**Stated exercise**: In the entries below, identify every line with the string "transportna" and copy it.
______________________________
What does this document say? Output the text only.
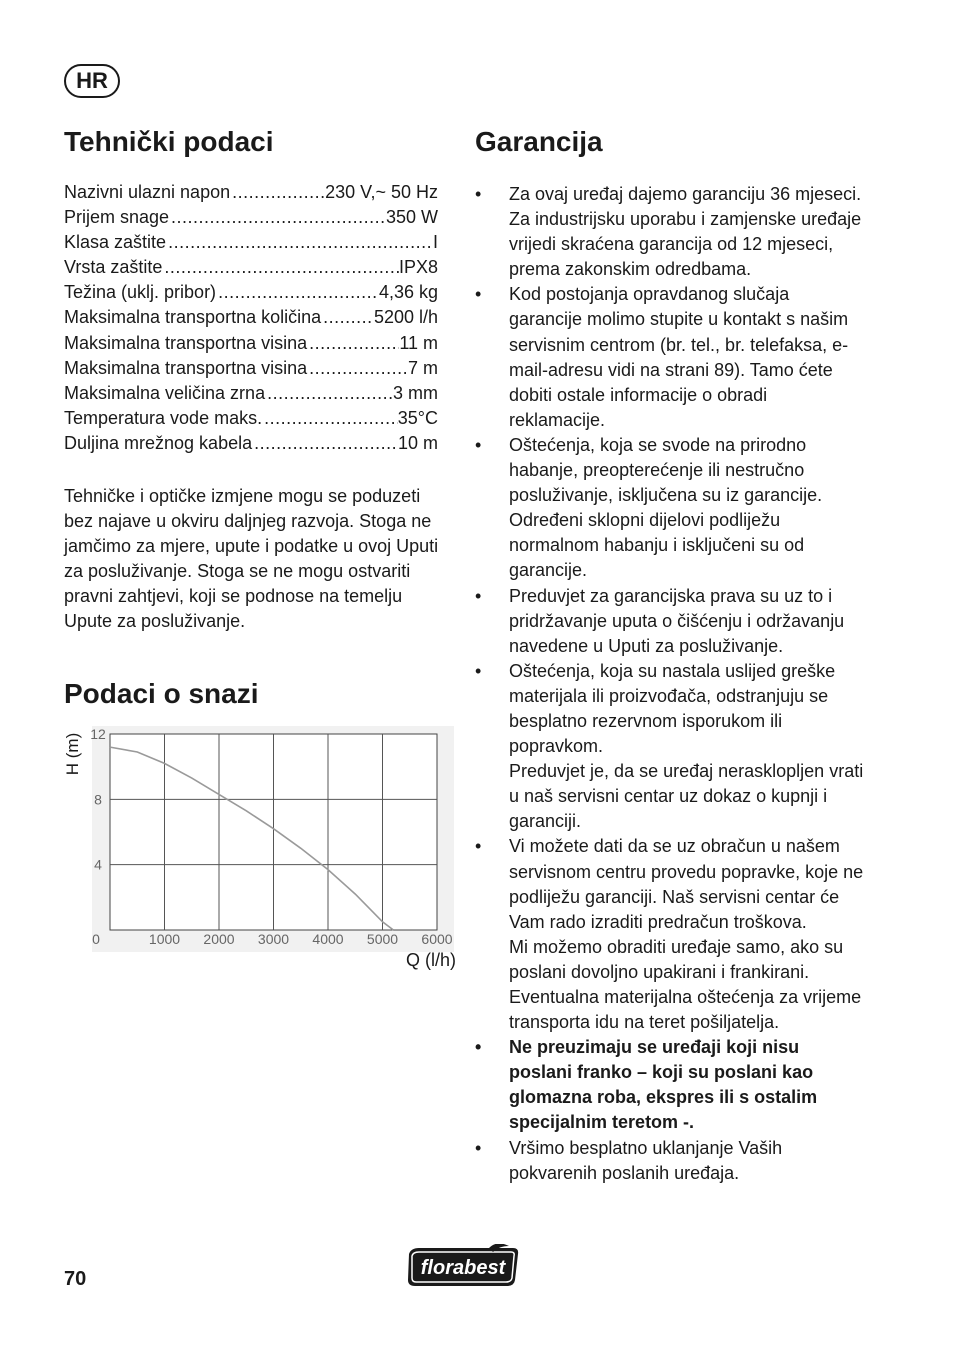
HR
Tehnički podaci	Garancija
Nazivni ulazni napon .....	230 V,~ 50 Hz
Prijem snage .....	350 W
Klasa zaštite .....	I
Vrsta zaštite .....	IPX8
Težina (uklj. pribor) .....	4,36 kg
Maksimalna transportna količina .....	5200 l/h
Maksimalna transportna visina .....	11 m
Maksimalna transportna visina .....	7 m
Maksimalna veličina zrna .....	3 mm
Temperatura vode maks. .....	35°C
Duljina mrežnog kabela .....	10 m

Tehničke i optičke izmjene mogu se poduzeti bez najave u okviru daljnjeg razvoja. Stoga ne jamčimo za mjere, upute i podatke u ovoj Uputi za posluživanje. Stoga se ne mogu ostvariti pravni zahtjevi, koji se podnose na temelju Upute za posluživanje.

Podaci o snazi
0	1000 2000 3000 4000 5000 6000
4
8
12
H (m)
Q (l/h)
• Za ovaj uređaj dajemo garanciju 36 mjeseci. Za industrijsku uporabu i zamjenske uređaje vrijedi skraćena garancija od 12 mjeseci, prema zakonskim odredbama.
• Kod postojanja opravdanog slučaja garancije molimo stupite u kontakt s našim servisnim centrom (br. tel., br. telefaksa, e-mail-adresu vidi na strani 89). Tamo ćete dobiti ostale informacije o obradi reklamacije.
• Oštećenja, koja se svode na prirodno habanje, preopterećenje ili nestručno posluživanje, isključena su iz garancije. Određeni sklopni dijelovi podliježu normalnom habanju i isključeni su od garancije.
• Preduvjet za garancijska prava su uz to i pridržavanje uputa o čišćenju i održavanju navedene u Uputi za posluživanje.
• Oštećenja, koja su nastala uslijed greške materijala ili proizvođača, odstranjuju se besplatno rezervnom isporukom ili popravkom.
Preduvjet je, da se uređaj nerasklopljen vrati u naš servisni centar uz dokaz o kupnji i garanciji.
• Vi možete dati da se uz obračun u našem servisnom centru provedu popravke, koje ne podliježu garanciji. Naš servisni centar će Vam rado izraditi predračun troškova.
Mi možemo obraditi uređaje samo, ako su poslani dovoljno upakirani i frankirani. Eventualna materijalna oštećenja za vrijeme transporta idu na teret pošiljatelja.
• Ne preuzimaju se uređaji koji nisu poslani franko – koji su poslani kao glomazna roba, ekspres ili s ostalim specijalnim teretom -.
• Vršimo besplatno uklanjanje Vaših pokvarenih poslanih uređaja.
70	florabest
______________________________
**Solution for this task**:
Maksimalna transportna količina .....	5200 l/h
Maksimalna transportna visina .....	11 m
Maksimalna transportna visina .....	7 m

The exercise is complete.